TASK:
Skip the pictures and repeat each line of the data exactly.

##### TASK INPUTS #####

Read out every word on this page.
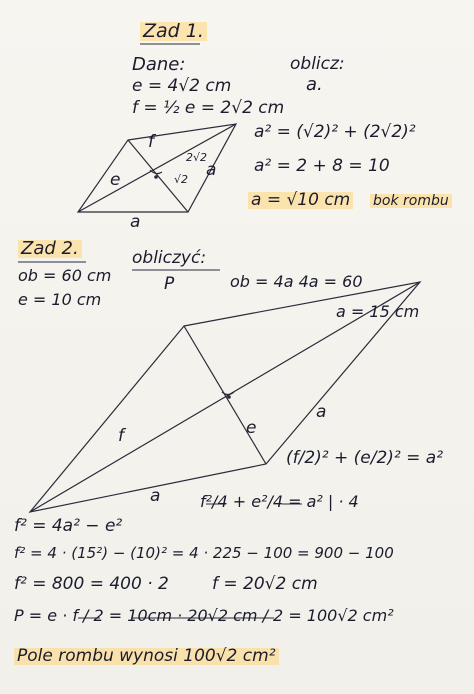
Zad 1.
Dane:
e = 4√2 cm
f = ½ e = 2√2 cm
oblicz:
a.
f
e	a
a
2√2
√2
a² = (√2)² + (2√2)²
a² = 2 + 8 = 10
a = √10 cm bok rombu
Zad 2.
ob = 60 cm
e = 10 cm
obliczyć:
P	ob = 4a 4a = 60
a = 15 cm
f	e
a
a
(f/2)² + (e/2)² = a²
f²/4 + e²/4 = a² | · 4
f² = 4a² − e²
f² = 4 · (15²) − (10)² = 4 · 225 − 100 = 900 − 100
f² = 800 = 400 · 2	f = 20√2 cm
P = e · f / 2 = 10cm · 20√2 cm / 2 = 100√2 cm²
Pole rombu wynosi 100√2 cm²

#####

OUTPUT OF THE EXERCISE:
Read out every word on this page.
Zad 1.
Dane:
e = 4√2 cm
f = ½ e = 2√2 cm
oblicz:
a.
f
e	a
a
2√2
√2
a² = (√2)² + (2√2)²
a² = 2 + 8 = 10
a = √10 cm bok rombu
Zad 2.
ob = 60 cm
e = 10 cm
obliczyć:
P	ob = 4a 4a = 60
a = 15 cm
f	e
a
a
(f/2)² + (e/2)² = a²
f²/4 + e²/4 = a² | · 4
f² = 4a² − e²
f² = 4 · (15²) − (10)² = 4 · 225 − 100 = 900 − 100
f² = 800 = 400 · 2	f = 20√2 cm
P = e · f / 2 = 10cm · 20√2 cm / 2 = 100√2 cm²
Pole rombu wynosi 100√2 cm²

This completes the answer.